--- BEGIN Source records ---
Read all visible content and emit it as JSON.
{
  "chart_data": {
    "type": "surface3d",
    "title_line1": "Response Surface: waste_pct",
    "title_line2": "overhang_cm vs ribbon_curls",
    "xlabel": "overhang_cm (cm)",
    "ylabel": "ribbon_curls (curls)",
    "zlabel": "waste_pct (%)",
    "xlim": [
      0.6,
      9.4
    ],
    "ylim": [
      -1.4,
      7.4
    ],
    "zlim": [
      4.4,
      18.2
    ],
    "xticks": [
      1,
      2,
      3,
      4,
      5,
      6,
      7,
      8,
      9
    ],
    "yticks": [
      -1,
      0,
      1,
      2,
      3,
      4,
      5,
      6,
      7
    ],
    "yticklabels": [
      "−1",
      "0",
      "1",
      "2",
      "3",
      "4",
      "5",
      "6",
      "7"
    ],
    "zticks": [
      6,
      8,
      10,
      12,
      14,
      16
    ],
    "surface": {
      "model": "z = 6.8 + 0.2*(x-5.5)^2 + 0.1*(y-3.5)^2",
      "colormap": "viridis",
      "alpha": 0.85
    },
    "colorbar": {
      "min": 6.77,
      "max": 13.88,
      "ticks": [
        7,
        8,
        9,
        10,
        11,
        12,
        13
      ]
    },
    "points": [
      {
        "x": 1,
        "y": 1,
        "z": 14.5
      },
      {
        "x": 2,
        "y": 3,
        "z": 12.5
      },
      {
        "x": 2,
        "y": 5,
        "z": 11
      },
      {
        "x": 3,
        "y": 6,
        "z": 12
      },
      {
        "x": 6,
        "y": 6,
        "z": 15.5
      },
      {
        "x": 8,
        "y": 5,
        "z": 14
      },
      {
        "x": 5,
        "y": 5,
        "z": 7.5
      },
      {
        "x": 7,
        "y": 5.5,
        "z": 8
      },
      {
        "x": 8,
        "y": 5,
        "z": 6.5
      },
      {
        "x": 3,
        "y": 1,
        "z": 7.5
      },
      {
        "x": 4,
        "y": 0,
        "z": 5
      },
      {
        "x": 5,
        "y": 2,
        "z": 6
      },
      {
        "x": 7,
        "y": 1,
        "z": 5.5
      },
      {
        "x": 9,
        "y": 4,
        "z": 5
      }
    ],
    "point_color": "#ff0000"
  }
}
--- END Source records ---
Quote all the records exactly, please, leaving none out.

Read all visible content and emit it as JSON.
{
  "chart_data": {
    "type": "surface3d",
    "title_line1": "Response Surface: waste_pct",
    "title_line2": "overhang_cm vs ribbon_curls",
    "xlabel": "overhang_cm (cm)",
    "ylabel": "ribbon_curls (curls)",
    "zlabel": "waste_pct (%)",
    "xlim": [
      0.6,
      9.4
    ],
    "ylim": [
      -1.4,
      7.4
    ],
    "zlim": [
      4.4,
      18.2
    ],
    "xticks": [
      1,
      2,
      3,
      4,
      5,
      6,
      7,
      8,
      9
    ],
    "yticks": [
      -1,
      0,
      1,
      2,
      3,
      4,
      5,
      6,
      7
    ],
    "yticklabels": [
      "−1",
      "0",
      "1",
      "2",
      "3",
      "4",
      "5",
      "6",
      "7"
    ],
    "zticks": [
      6,
      8,
      10,
      12,
      14,
      16
    ],
    "surface": {
      "model": "z = 6.8 + 0.2*(x-5.5)^2 + 0.1*(y-3.5)^2",
      "colormap": "viridis",
      "alpha": 0.85
    },
    "colorbar": {
      "min": 6.77,
      "max": 13.88,
      "ticks": [
        7,
        8,
        9,
        10,
        11,
        12,
        13
      ]
    },
    "points": [
      {
        "x": 1,
        "y": 1,
        "z": 14.5
      },
      {
        "x": 2,
        "y": 3,
        "z": 12.5
      },
      {
        "x": 2,
        "y": 5,
        "z": 11
      },
      {
        "x": 3,
        "y": 6,
        "z": 12
      },
      {
        "x": 6,
        "y": 6,
        "z": 15.5
      },
      {
        "x": 8,
        "y": 5,
        "z": 14
      },
      {
        "x": 5,
        "y": 5,
        "z": 7.5
      },
      {
        "x": 7,
        "y": 5.5,
        "z": 8
      },
      {
        "x": 8,
        "y": 5,
        "z": 6.5
      },
      {
        "x": 3,
        "y": 1,
        "z": 7.5
      },
      {
        "x": 4,
        "y": 0,
        "z": 5
      },
      {
        "x": 5,
        "y": 2,
        "z": 6
      },
      {
        "x": 7,
        "y": 1,
        "z": 5.5
      },
      {
        "x": 9,
        "y": 4,
        "z": 5
      }
    ],
    "point_color": "#ff0000"
  }
}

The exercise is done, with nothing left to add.